--- THE DATA ---
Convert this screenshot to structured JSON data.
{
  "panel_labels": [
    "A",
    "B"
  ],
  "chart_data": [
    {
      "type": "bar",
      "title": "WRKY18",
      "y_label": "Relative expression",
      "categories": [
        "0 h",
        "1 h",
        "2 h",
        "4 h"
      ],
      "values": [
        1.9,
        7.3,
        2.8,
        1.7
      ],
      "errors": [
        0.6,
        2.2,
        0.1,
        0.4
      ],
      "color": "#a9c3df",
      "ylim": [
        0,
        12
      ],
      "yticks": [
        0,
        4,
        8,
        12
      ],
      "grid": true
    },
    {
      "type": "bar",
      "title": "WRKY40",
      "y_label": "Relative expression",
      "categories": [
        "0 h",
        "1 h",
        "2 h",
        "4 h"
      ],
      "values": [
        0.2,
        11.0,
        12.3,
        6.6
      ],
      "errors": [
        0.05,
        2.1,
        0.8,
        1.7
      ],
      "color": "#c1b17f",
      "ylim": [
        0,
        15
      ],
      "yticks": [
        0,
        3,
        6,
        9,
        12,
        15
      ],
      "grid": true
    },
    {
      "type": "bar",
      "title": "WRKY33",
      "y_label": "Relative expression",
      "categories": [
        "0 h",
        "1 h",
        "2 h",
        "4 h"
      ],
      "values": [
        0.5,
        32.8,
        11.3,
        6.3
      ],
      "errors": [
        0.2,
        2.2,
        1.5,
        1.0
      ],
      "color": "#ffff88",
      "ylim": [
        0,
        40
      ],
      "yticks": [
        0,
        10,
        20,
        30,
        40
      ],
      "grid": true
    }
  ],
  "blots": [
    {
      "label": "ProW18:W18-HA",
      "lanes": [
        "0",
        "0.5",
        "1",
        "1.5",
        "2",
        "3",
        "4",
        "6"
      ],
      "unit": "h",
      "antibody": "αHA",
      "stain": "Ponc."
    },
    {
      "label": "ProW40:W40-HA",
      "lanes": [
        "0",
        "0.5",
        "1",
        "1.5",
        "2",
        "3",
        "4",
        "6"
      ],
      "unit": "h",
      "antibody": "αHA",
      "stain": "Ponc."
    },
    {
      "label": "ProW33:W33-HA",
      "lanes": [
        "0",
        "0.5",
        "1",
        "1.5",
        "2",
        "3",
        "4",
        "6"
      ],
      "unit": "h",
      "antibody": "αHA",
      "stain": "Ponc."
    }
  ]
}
---
--- TASK BRIEF ---
Reproduce each entry above exactly, keeping every word.

--- ANSWER BOX ---
Convert this screenshot to structured JSON data.
{
  "panel_labels": [
    "A",
    "B"
  ],
  "chart_data": [
    {
      "type": "bar",
      "title": "WRKY18",
      "y_label": "Relative expression",
      "categories": [
        "0 h",
        "1 h",
        "2 h",
        "4 h"
      ],
      "values": [
        1.9,
        7.3,
        2.8,
        1.7
      ],
      "errors": [
        0.6,
        2.2,
        0.1,
        0.4
      ],
      "color": "#a9c3df",
      "ylim": [
        0,
        12
      ],
      "yticks": [
        0,
        4,
        8,
        12
      ],
      "grid": true
    },
    {
      "type": "bar",
      "title": "WRKY40",
      "y_label": "Relative expression",
      "categories": [
        "0 h",
        "1 h",
        "2 h",
        "4 h"
      ],
      "values": [
        0.2,
        11.0,
        12.3,
        6.6
      ],
      "errors": [
        0.05,
        2.1,
        0.8,
        1.7
      ],
      "color": "#c1b17f",
      "ylim": [
        0,
        15
      ],
      "yticks": [
        0,
        3,
        6,
        9,
        12,
        15
      ],
      "grid": true
    },
    {
      "type": "bar",
      "title": "WRKY33",
      "y_label": "Relative expression",
      "categories": [
        "0 h",
        "1 h",
        "2 h",
        "4 h"
      ],
      "values": [
        0.5,
        32.8,
        11.3,
        6.3
      ],
      "errors": [
        0.2,
        2.2,
        1.5,
        1.0
      ],
      "color": "#ffff88",
      "ylim": [
        0,
        40
      ],
      "yticks": [
        0,
        10,
        20,
        30,
        40
      ],
      "grid": true
    }
  ],
  "blots": [
    {
      "label": "ProW18:W18-HA",
      "lanes": [
        "0",
        "0.5",
        "1",
        "1.5",
        "2",
        "3",
        "4",
        "6"
      ],
      "unit": "h",
      "antibody": "αHA",
      "stain": "Ponc."
    },
    {
      "label": "ProW40:W40-HA",
      "lanes": [
        "0",
        "0.5",
        "1",
        "1.5",
        "2",
        "3",
        "4",
        "6"
      ],
      "unit": "h",
      "antibody": "αHA",
      "stain": "Ponc."
    },
    {
      "label": "ProW33:W33-HA",
      "lanes": [
        "0",
        "0.5",
        "1",
        "1.5",
        "2",
        "3",
        "4",
        "6"
      ],
      "unit": "h",
      "antibody": "αHA",
      "stain": "Ponc."
    }
  ]
}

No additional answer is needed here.